Dataset records
────────────────

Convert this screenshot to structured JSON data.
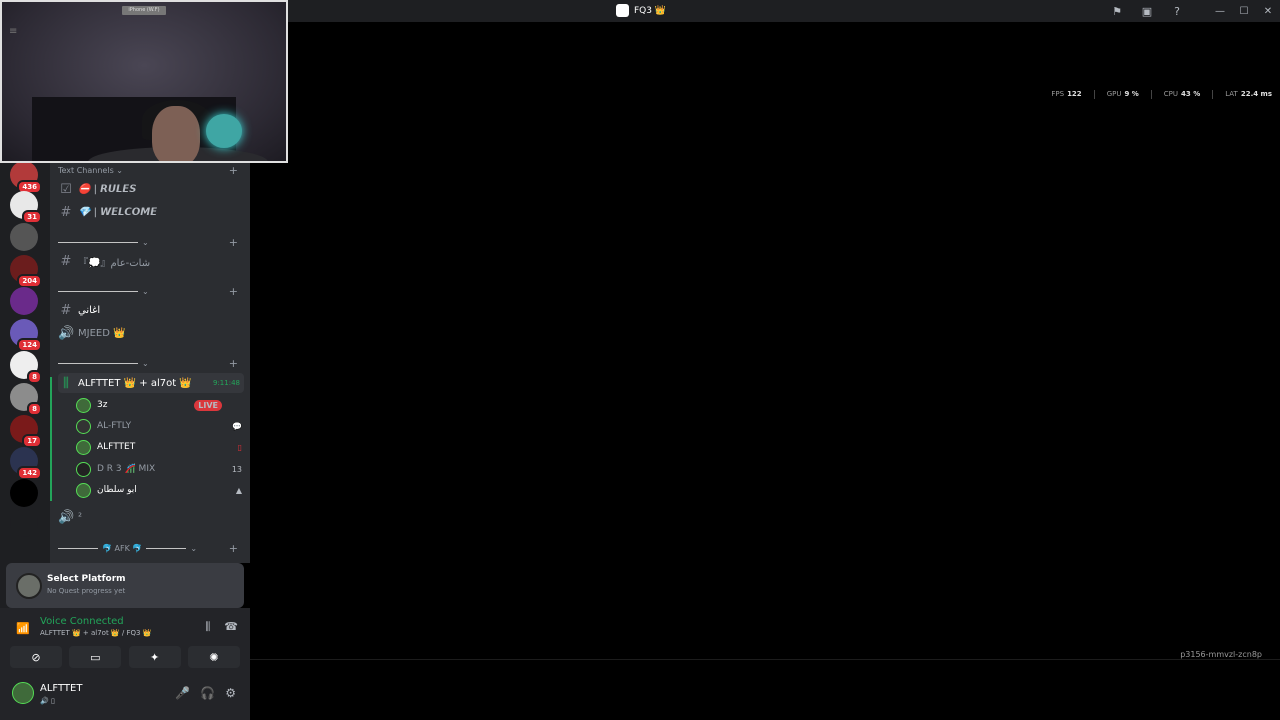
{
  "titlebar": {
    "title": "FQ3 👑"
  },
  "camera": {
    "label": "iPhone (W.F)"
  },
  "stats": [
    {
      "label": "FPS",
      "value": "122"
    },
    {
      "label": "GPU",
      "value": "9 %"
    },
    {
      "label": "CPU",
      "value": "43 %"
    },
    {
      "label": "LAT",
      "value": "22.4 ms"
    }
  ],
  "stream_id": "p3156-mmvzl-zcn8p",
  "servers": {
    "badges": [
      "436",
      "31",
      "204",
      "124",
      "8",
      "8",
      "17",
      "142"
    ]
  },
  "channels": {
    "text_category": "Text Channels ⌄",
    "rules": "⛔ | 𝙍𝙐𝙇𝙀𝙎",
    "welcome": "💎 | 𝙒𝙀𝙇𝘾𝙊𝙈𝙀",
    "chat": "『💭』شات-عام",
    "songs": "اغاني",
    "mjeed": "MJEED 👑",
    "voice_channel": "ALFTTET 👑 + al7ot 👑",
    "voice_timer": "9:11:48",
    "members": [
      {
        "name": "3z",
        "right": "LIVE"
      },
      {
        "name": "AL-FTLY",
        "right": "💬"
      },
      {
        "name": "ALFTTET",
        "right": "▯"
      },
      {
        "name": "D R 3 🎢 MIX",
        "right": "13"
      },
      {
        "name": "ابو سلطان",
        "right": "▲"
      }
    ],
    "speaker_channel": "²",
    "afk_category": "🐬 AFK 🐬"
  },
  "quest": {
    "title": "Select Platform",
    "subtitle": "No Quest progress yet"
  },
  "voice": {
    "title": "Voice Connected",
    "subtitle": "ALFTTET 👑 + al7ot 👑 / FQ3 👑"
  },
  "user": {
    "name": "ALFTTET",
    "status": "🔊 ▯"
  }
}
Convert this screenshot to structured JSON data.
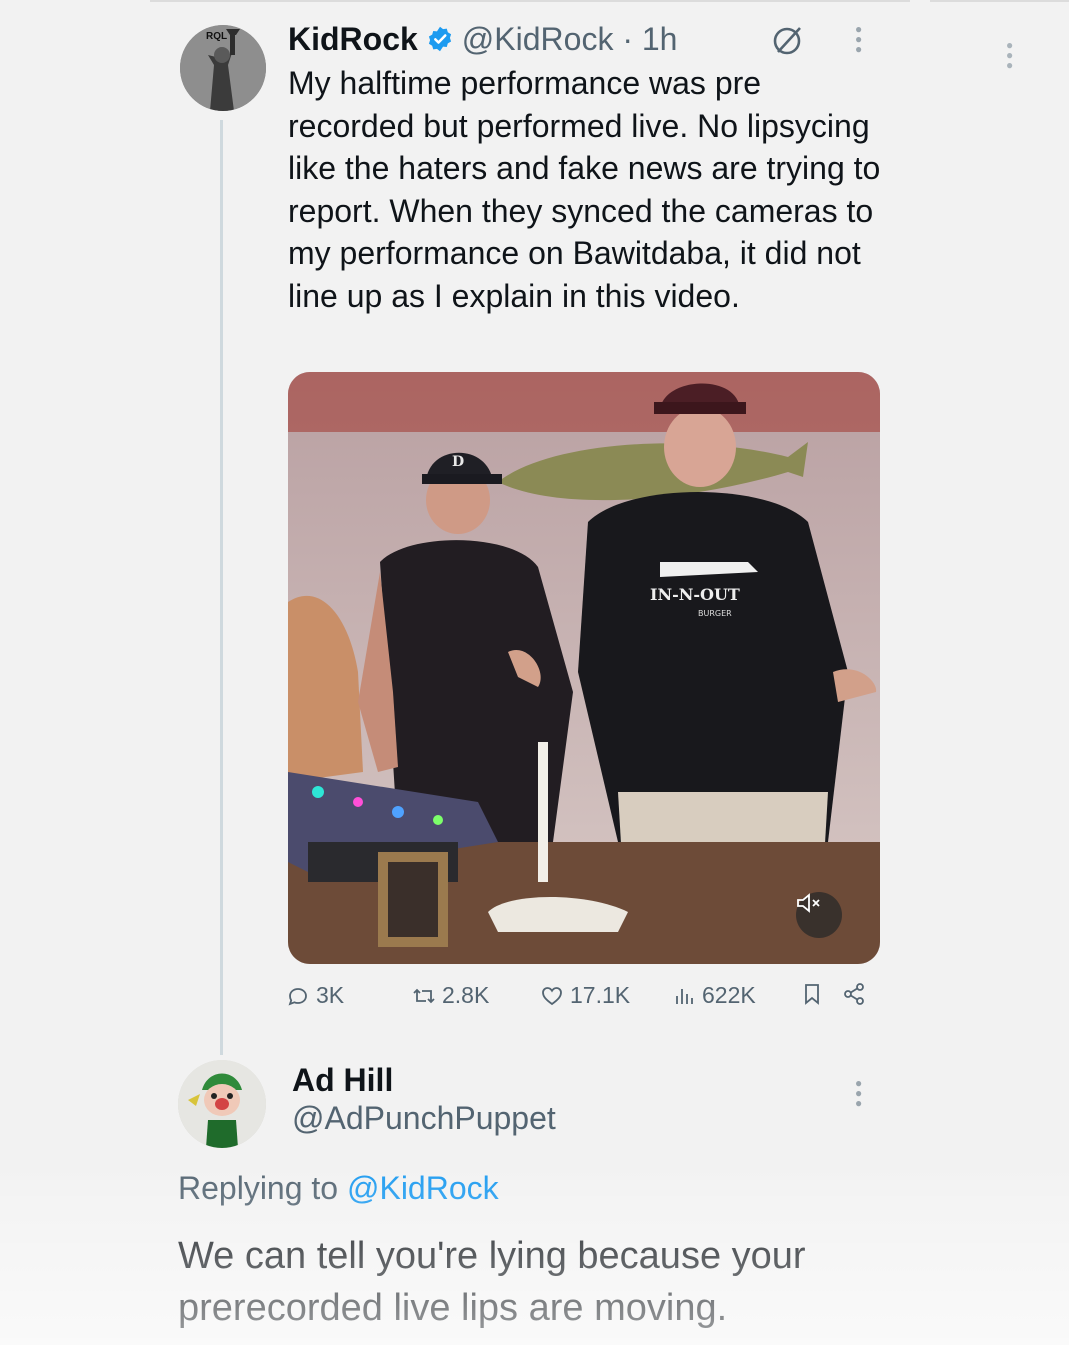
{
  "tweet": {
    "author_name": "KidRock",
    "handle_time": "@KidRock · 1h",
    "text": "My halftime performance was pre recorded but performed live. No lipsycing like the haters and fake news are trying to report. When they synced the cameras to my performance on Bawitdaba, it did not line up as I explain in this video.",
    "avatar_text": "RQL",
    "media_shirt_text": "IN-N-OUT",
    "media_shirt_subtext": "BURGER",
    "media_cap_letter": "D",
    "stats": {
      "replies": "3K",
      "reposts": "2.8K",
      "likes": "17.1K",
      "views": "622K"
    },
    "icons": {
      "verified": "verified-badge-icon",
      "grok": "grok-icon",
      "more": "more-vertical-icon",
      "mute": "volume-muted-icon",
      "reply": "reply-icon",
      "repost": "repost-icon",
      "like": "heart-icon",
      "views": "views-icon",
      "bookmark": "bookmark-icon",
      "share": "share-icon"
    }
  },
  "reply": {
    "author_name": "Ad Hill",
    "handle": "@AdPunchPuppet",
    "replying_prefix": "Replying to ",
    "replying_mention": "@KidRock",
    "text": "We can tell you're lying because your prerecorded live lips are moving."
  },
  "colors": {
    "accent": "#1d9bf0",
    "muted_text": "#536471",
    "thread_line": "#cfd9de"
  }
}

────────────────

* What you have to do *
Count how many lines include the string "subtitle". Nothing but the number is needed.

* Reply *
2